Problem details:
In the material, change "candle-body" to "candlestick" in the lines from the one containing "candle-body xyxy=(222,137,227,145)" through the one containing "candle-body xyxy=(460,232,464,236)", inclusive. Write out only those lines, with everything else left as it is.

Source data:
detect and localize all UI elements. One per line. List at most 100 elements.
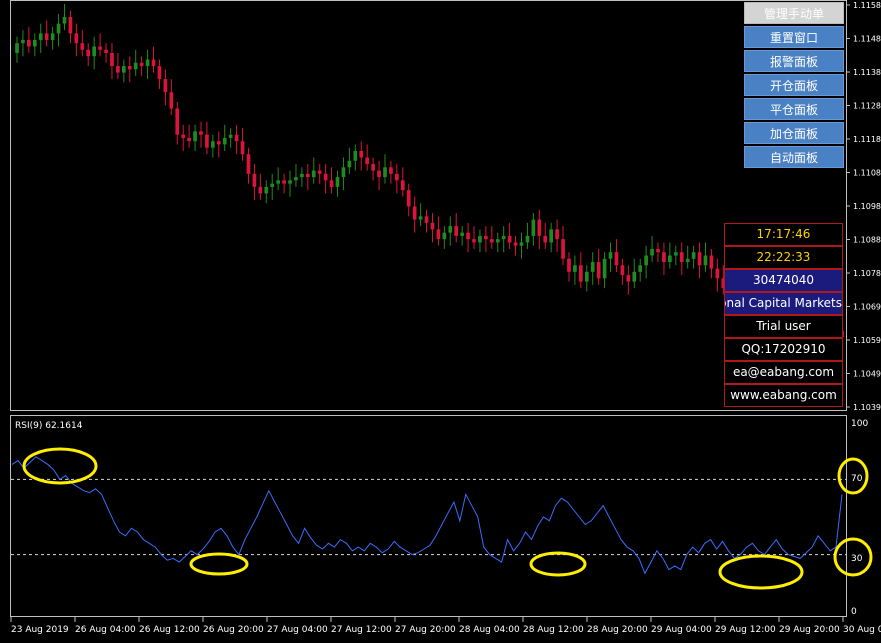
candle-body xyxy=(222,137,227,145)
candle-body xyxy=(626,275,631,282)
rsi-level-70: 70 xyxy=(851,474,863,484)
candle-body xyxy=(199,131,203,135)
candle-body xyxy=(691,252,696,259)
candle-body xyxy=(139,62,144,67)
candle-body xyxy=(228,134,233,138)
price-tick-label: 1.1128 xyxy=(853,102,881,111)
candle-body xyxy=(460,232,464,236)
candle-body xyxy=(288,180,292,184)
add-position-panel-button[interactable]: 加仓面板 xyxy=(744,122,844,144)
candle-body xyxy=(15,43,19,53)
candle-body xyxy=(418,216,423,220)
time-tick-label: 27 Aug 04:00 xyxy=(267,625,328,635)
candle-body xyxy=(573,265,577,272)
manage-manual-orders-button[interactable]: 管理手动单 xyxy=(744,2,844,24)
candle-body xyxy=(116,66,120,73)
time-tick-label: 29 Aug 20:00 xyxy=(779,625,840,635)
candle-body xyxy=(656,248,660,253)
candle-body xyxy=(709,255,714,269)
candle-body xyxy=(632,271,637,282)
candle-body xyxy=(614,252,619,266)
reset-window-button[interactable]: 重置窗口 xyxy=(744,26,844,48)
candle-body xyxy=(163,79,168,93)
candle-body xyxy=(86,49,91,57)
candle-body xyxy=(412,206,417,220)
local-time: 17:17:46 xyxy=(724,223,843,246)
candle-body xyxy=(389,167,393,174)
candle-body xyxy=(531,219,536,236)
candle-body xyxy=(98,46,102,50)
price-tick-label: 1.1059 xyxy=(853,336,881,345)
alarm-panel-button[interactable]: 报警面板 xyxy=(744,50,844,72)
candle-body xyxy=(662,252,666,263)
close-position-panel-button[interactable]: 平仓面板 xyxy=(744,98,844,120)
candle-body xyxy=(543,235,548,243)
candle-body xyxy=(365,157,370,165)
candle-body xyxy=(644,255,648,266)
candle-body xyxy=(276,180,280,184)
candle-body xyxy=(21,39,25,44)
qq-contact: QQ:17202910 xyxy=(724,338,843,361)
candle-body xyxy=(62,17,67,24)
price-tick-label: 1.1108 xyxy=(853,169,881,178)
email-contact[interactable]: ea@eabang.com xyxy=(724,361,843,384)
website-link[interactable]: www.eabang.com xyxy=(724,384,843,407)
candle-body xyxy=(27,39,31,47)
candle-body xyxy=(650,248,654,256)
candle-body xyxy=(216,141,221,145)
candle-body xyxy=(383,167,387,178)
time-tick-label: 28 Aug 12:00 xyxy=(523,625,584,635)
candle-body xyxy=(282,180,286,184)
candle-body xyxy=(353,150,358,161)
candle-body xyxy=(377,170,381,178)
candle-body xyxy=(513,242,518,246)
candle-body xyxy=(323,173,328,181)
candle-body xyxy=(472,239,476,243)
candle-body xyxy=(341,167,346,178)
candle-body xyxy=(68,17,73,34)
candle-body xyxy=(32,39,37,47)
candle-body xyxy=(104,49,108,53)
candle-body xyxy=(442,232,447,240)
rsi-label: RSI(9) 62.1614 xyxy=(15,421,83,431)
candle-body xyxy=(679,252,684,263)
candle-body xyxy=(169,92,174,109)
candle-body xyxy=(258,186,263,194)
open-position-panel-button[interactable]: 开仓面板 xyxy=(744,74,844,96)
candle-body xyxy=(400,180,405,191)
candle-body xyxy=(703,255,708,266)
candle-body xyxy=(395,173,399,181)
candle-body xyxy=(80,43,85,50)
candle-body xyxy=(519,242,524,246)
time-tick-label: 29 Aug 12:00 xyxy=(715,625,776,635)
candle-body xyxy=(590,262,595,272)
candle-body xyxy=(525,235,530,243)
time-tick-label: 26 Aug 04:00 xyxy=(75,625,136,635)
candle-body xyxy=(127,66,132,70)
candle-body xyxy=(430,222,435,230)
candle-body xyxy=(359,150,364,158)
account-number: 30474040 xyxy=(724,269,843,292)
candle-body xyxy=(317,170,322,174)
candle-body xyxy=(240,141,245,155)
candle-body xyxy=(555,229,559,240)
candle-body xyxy=(715,268,720,279)
auto-panel-button[interactable]: 自动面板 xyxy=(744,146,844,168)
candle-body xyxy=(579,265,583,282)
candle-body xyxy=(264,186,269,194)
license-status: Trial user xyxy=(724,315,843,338)
price-tick-label: 1.1098 xyxy=(853,202,881,211)
candle-body xyxy=(151,59,156,67)
time-tick-label: 23 Aug 2019 xyxy=(11,625,69,635)
candle-body xyxy=(145,59,150,67)
candle-body xyxy=(300,173,304,178)
time-tick-label: 26 Aug 20:00 xyxy=(203,625,264,635)
candle-body xyxy=(436,229,441,240)
candle-body xyxy=(466,232,470,240)
candle-body xyxy=(596,262,601,279)
price-tick-label: 1.1088 xyxy=(853,236,881,245)
candle-body xyxy=(478,235,482,243)
candle-body xyxy=(234,134,239,142)
price-tick-label: 1.1069 xyxy=(853,303,881,312)
candle-body xyxy=(608,252,613,259)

Task solution:
candlestick xyxy=(222,137,227,145)
candlestick xyxy=(626,275,631,282)
rsi-level-70: 70 xyxy=(851,474,863,484)
candlestick xyxy=(199,131,203,135)
candlestick xyxy=(691,252,696,259)
candlestick xyxy=(139,62,144,67)
candlestick xyxy=(228,134,233,138)
price-tick-label: 1.1128 xyxy=(853,102,881,111)
candlestick xyxy=(460,232,464,236)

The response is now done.